Co-Founder 山田雄大氏(左)・ CBDO 木村源基氏(右)
これからもっと一般のユーザーに使ってもらうためには、さらに何が必要なのでしょうか?
木村:端的に言うと、マーケティングかなと思っています。いろんな要因があるんですけども、まだあまり本格的にマーケティングしていません。一つにはクリプト関係のサービスとなると、有料広告が一部規制されている状況があります。TwitterやDiscordを使ったGiveawayと呼ばれるキャンペーンや、インフルエンサーマーケティングを実施してきましたが、それで集まってきた人はWeb3界隈の人たちが多くなっています。
もう一つは、ゲーム内で多少バグが発生していたりするので、今、本当にゲームを見る目がシビアな人が入ってくると、それを理由に抜けられても困るというのもあるので、その対応もやっているところです。もう少しでそれが終わるので、そうなった時にはもっと大々的に一般のゲーマーさんたちに向けたマーケティングをしていきます。
サッカー系のYouTuberやゲーム実況YouTuber、VTuberといったインフルエンサーにマーケティングを手伝ってもらうとか、サッカー系のオンラインメディアに記事を書いてもらうとか、宣伝してもらうとか、そうしたことを通じて、一般のサッカーファンやゲームファンも入ってきてほしいなと思っています。
山田:一つソシャゲと全然違うところは、勢いよくユーザーが流入することが場合によってはリスクでもあるという点ですね。流入があればあるほど皆がゲーム内のコインやトークンを使用するので、そこでインフレが起き、どこかのタイミングで皆ゲームから流出してコイン・トークン価格もそれに応じて下落する。これはAnimocaさんともよく話すことですが、マーケティングは急ぐなということです。マーケティングに資金を投下すればするほど、当然ユーザーは入ってきます。だからこそ、まずはそのユーザーとの信頼関係を構築することが大事です。

|---|

*必須課題 1:*
下のデータ一覧の行を、先頭の行から始めて「stat-value: 14 <box>253 257 274 275</box>」を含む行で終わる範囲(両端を含む)に限り、空行を除いて番号付きリストに書き直してください。

*データ一覧:*
|---|

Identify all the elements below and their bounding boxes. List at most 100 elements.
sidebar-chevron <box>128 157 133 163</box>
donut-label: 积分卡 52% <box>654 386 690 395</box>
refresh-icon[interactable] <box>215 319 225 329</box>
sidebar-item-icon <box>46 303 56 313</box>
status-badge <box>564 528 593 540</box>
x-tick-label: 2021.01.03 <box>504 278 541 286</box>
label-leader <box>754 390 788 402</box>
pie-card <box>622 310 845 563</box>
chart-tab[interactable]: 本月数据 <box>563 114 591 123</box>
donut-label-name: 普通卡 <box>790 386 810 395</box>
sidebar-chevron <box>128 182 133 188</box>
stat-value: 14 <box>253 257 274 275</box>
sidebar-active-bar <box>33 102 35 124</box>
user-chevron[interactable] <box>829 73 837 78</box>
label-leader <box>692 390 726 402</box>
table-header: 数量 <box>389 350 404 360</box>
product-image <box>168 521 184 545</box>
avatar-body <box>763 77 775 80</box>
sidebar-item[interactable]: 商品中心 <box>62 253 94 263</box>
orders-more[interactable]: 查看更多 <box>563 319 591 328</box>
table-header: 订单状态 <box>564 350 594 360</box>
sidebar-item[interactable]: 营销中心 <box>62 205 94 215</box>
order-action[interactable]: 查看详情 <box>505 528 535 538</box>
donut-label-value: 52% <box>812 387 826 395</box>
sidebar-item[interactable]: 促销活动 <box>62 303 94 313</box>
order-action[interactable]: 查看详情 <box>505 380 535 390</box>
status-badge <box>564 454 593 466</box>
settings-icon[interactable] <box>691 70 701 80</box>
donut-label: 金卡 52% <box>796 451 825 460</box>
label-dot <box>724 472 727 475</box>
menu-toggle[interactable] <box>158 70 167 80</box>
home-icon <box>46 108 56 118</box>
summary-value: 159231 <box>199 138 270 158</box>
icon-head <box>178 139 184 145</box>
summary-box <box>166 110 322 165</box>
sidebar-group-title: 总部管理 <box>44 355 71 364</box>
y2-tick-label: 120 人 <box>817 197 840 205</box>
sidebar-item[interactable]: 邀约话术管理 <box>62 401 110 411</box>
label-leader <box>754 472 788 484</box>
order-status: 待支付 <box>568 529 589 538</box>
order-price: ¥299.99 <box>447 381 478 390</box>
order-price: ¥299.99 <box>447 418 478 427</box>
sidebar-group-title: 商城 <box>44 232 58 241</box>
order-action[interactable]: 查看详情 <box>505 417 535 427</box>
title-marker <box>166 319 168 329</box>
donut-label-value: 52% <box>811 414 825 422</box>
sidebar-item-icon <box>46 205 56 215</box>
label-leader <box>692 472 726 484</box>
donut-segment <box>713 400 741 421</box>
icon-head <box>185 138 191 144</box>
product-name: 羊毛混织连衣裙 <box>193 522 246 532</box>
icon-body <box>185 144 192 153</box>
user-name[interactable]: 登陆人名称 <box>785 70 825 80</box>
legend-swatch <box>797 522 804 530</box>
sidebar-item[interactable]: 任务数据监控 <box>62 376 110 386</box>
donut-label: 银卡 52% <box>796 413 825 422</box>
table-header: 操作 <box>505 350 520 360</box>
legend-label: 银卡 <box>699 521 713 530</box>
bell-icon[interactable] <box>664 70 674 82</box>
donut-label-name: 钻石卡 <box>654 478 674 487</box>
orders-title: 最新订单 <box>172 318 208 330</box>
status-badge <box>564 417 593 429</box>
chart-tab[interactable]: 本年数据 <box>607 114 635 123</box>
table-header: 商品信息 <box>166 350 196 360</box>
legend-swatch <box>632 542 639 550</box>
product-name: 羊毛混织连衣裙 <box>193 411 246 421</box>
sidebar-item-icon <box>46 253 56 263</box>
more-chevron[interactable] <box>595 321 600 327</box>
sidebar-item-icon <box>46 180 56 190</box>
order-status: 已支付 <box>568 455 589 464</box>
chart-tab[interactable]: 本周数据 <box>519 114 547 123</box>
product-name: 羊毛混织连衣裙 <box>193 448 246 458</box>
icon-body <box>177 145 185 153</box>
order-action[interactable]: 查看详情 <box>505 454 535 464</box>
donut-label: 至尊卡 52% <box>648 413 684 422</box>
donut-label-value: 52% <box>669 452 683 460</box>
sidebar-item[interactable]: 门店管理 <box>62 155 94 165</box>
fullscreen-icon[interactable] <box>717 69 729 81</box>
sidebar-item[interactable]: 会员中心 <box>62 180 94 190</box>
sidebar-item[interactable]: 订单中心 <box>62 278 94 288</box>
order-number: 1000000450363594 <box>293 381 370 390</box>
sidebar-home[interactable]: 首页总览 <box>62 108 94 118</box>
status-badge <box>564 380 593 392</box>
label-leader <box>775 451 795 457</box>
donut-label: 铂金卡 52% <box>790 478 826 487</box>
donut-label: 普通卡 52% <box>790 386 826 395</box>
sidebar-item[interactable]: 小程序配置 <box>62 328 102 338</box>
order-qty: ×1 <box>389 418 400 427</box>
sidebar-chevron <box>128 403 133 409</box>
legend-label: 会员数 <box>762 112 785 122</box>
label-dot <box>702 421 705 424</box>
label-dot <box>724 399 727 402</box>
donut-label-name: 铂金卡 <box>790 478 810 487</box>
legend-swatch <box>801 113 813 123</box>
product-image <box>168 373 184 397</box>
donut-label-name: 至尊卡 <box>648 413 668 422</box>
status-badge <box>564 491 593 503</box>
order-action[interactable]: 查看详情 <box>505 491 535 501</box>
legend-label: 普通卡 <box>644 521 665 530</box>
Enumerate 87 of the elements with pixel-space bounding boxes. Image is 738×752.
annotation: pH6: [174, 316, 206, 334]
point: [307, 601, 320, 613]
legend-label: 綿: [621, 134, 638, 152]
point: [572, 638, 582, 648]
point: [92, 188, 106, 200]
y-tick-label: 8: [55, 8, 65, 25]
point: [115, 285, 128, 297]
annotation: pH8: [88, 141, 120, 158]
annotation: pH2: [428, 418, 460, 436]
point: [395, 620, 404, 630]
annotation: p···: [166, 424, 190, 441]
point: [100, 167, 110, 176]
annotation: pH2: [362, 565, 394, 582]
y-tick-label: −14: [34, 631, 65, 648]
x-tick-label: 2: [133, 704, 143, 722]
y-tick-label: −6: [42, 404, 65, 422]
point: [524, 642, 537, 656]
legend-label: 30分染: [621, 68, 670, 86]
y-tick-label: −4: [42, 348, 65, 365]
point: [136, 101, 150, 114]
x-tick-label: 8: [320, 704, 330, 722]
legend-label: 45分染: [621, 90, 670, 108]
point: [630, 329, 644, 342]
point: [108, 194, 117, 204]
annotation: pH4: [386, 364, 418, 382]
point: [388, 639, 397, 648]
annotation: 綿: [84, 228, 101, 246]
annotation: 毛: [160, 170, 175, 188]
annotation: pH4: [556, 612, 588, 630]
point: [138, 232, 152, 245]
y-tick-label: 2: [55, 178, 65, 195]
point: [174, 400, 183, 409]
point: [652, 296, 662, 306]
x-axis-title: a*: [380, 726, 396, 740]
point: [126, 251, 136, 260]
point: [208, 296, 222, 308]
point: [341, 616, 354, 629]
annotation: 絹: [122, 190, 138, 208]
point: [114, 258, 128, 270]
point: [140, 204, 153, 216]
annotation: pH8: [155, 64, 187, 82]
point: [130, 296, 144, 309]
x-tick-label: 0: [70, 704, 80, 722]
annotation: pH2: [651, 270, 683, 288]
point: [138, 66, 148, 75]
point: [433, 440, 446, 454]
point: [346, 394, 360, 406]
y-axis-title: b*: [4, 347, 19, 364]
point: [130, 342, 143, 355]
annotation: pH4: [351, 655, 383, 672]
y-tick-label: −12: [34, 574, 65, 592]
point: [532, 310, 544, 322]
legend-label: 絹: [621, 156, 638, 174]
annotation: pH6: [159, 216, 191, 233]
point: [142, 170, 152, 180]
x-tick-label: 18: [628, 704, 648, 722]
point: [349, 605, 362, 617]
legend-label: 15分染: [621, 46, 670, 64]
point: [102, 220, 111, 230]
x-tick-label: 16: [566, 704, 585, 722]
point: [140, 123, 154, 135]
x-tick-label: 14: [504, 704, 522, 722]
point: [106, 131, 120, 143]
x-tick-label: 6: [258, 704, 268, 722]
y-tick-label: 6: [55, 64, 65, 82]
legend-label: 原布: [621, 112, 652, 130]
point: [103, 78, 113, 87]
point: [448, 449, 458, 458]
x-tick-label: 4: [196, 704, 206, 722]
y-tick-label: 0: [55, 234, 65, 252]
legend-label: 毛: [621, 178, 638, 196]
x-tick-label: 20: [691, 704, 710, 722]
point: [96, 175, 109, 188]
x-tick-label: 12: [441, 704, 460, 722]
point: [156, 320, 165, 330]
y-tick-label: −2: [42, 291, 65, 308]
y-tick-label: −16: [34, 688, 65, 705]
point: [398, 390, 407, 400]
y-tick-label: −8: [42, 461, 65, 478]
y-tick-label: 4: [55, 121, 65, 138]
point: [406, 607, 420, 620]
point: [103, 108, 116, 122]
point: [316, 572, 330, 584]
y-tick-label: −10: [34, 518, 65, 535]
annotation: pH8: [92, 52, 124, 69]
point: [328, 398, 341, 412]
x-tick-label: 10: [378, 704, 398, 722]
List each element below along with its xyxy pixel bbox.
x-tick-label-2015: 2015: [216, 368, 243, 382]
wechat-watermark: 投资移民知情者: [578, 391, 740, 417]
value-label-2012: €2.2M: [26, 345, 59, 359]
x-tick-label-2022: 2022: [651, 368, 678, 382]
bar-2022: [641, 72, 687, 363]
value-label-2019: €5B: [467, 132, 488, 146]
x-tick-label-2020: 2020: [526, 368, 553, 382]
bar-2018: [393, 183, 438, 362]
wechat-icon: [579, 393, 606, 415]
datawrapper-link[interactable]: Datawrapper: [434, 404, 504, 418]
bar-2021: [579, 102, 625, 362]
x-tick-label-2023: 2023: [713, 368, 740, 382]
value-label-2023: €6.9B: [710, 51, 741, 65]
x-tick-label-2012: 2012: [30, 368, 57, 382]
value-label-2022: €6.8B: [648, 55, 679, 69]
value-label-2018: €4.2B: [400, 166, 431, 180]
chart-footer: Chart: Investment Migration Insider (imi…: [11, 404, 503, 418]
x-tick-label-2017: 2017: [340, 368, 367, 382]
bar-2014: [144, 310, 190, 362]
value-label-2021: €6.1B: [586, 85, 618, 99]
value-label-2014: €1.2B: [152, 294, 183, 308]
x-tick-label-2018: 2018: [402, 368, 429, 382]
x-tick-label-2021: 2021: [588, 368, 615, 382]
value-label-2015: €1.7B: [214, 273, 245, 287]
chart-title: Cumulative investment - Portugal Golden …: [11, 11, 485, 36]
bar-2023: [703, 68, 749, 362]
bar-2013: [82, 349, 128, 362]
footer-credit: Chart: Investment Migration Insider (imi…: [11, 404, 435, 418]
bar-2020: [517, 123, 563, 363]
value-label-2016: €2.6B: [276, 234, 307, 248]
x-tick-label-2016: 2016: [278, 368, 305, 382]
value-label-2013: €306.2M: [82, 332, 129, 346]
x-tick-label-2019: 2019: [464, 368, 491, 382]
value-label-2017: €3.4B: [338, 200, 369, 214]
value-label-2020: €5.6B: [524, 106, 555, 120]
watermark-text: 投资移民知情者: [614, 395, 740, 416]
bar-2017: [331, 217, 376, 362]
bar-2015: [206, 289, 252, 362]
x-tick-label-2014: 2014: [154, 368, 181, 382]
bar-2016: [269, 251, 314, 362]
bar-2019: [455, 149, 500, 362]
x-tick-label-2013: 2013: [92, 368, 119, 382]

|---|

*必須課題 2:*
上のマーケティングについての対談から、「Co-Founder 山田雄大氏(左)・ CBDO」で始まり「の人たちが多くなっています。」で終わる部分を一字一句変えずに書き出すこと。

*最終回答 1:*
1. Identify all the elements below and their bounding boxes. List at most 100 elements.
2. sidebar-chevron <box>128 157 133 163</box>
3. donut-label: 积分卡 52% <box>654 386 690 395</box>
4. refresh-icon[interactable] <box>215 319 225 329</box>
5. sidebar-item-icon <box>46 303 56 313</box>
6. status-badge <box>564 528 593 540</box>
7. x-tick-label: 2021.01.03 <box>504 278 541 286</box>
8. label-leader <box>754 390 788 402</box>
9. pie-card <box>622 310 845 563</box>
10. chart-tab[interactable]: 本月数据 <box>563 114 591 123</box>
11. donut-label-name: 普通卡 <box>790 386 810 395</box>
12. sidebar-chevron <box>128 182 133 188</box>
13. stat-value: 14 <box>253 257 274 275</box>

*最終回答 2:*
Co-Founder 山田雄大氏(左)・ CBDO 木村源基氏(右)
これからもっと一般のユーザーに使ってもらうためには、さらに何が必要なのでしょうか?
木村:端的に言うと、マーケティングかなと思っています。いろんな要因があるんですけども、まだあまり本格的にマーケティングしていません。一つにはクリプト関係のサービスとなると、有料広告が一部規制されている状況があります。TwitterやDiscordを使ったGiveawayと呼ばれるキャンペーンや、インフルエンサーマーケティングを実施してきましたが、それで集まってきた人はWeb3界隈の人たちが多くなっています。